## Dataset entries
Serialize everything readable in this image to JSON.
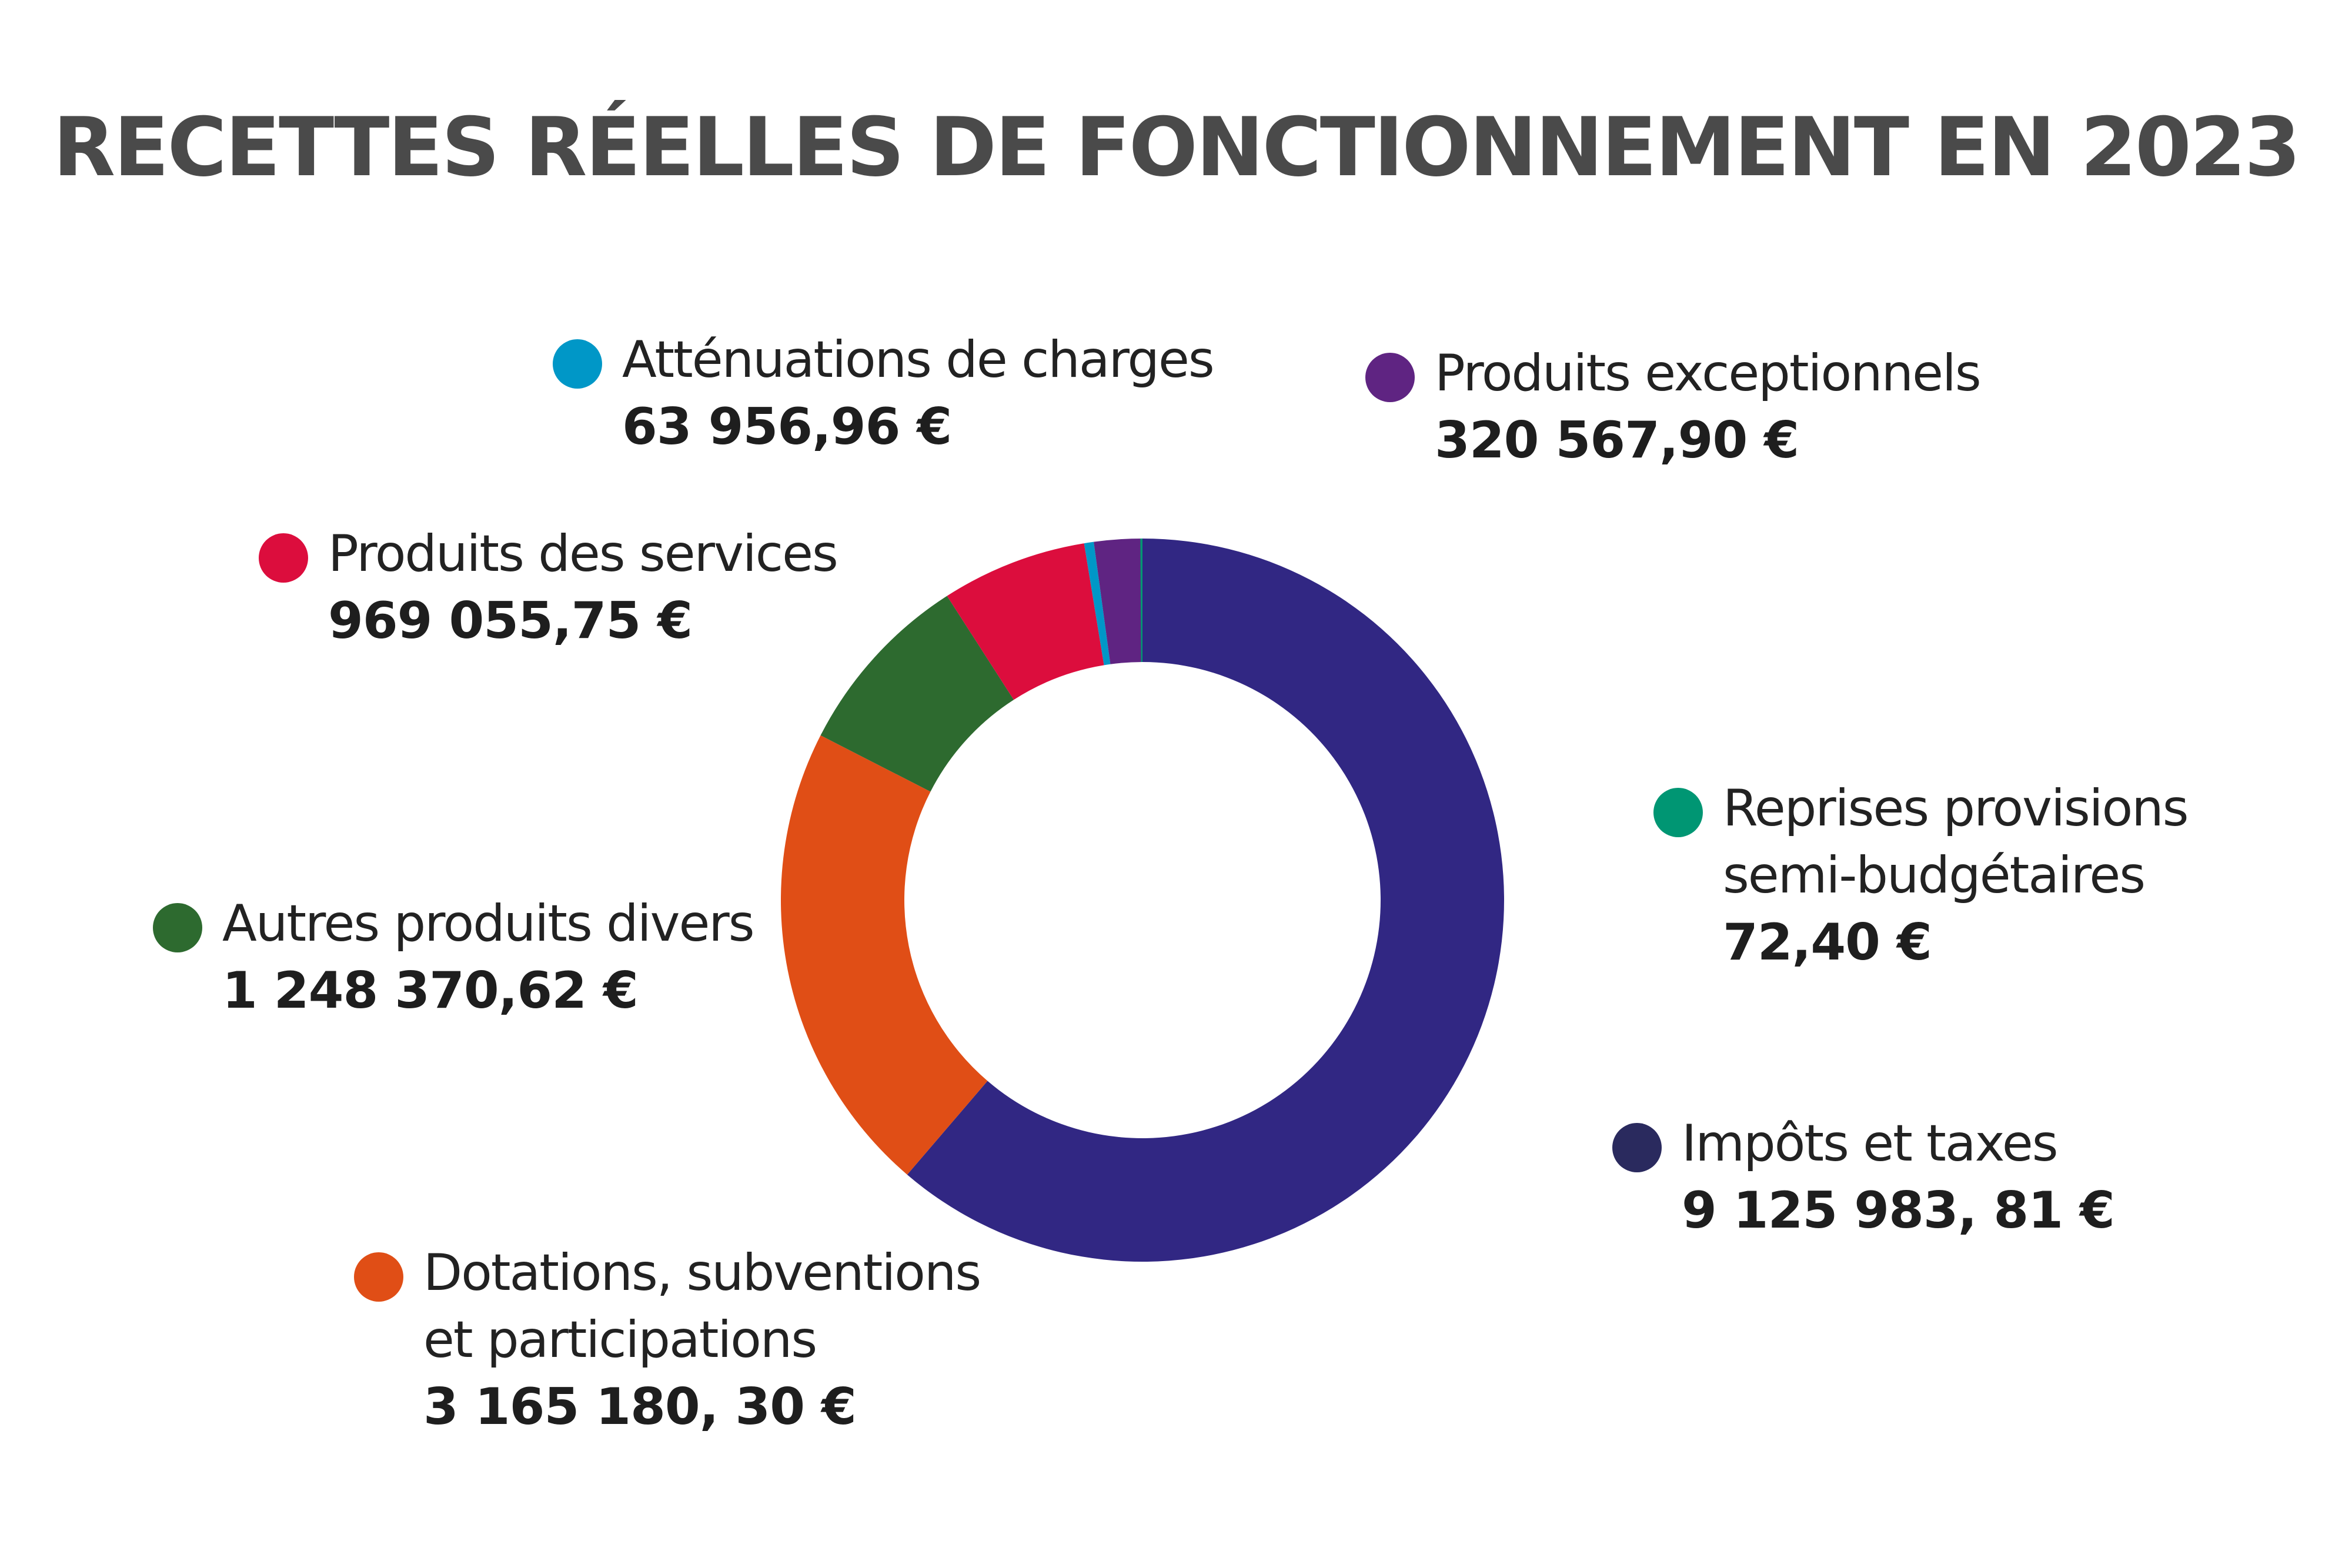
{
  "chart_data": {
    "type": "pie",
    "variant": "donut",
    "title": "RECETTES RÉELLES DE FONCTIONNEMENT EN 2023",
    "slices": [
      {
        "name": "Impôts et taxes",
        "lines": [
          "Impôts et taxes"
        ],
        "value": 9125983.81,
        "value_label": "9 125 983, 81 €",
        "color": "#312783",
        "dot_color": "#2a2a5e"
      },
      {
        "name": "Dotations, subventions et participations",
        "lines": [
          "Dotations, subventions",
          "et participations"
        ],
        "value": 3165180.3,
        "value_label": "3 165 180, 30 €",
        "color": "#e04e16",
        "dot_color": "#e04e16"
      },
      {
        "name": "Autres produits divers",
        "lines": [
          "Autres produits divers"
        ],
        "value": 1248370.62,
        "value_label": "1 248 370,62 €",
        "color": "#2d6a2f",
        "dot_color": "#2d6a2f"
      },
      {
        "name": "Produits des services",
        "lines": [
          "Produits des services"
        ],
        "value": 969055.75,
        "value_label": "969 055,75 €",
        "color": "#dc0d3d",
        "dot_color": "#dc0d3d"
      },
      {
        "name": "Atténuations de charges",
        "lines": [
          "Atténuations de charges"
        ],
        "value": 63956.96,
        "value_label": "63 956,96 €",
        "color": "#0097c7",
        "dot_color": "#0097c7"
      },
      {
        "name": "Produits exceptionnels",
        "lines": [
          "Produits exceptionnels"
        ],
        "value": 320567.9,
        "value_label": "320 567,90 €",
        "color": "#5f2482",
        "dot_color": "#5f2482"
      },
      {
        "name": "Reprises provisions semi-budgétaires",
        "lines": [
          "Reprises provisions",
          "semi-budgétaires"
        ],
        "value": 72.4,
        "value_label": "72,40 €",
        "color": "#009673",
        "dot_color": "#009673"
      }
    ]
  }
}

## Task prompt
Nothing but a number is needed here: how many lines hold the string "Dotations"?

## Response to this task
2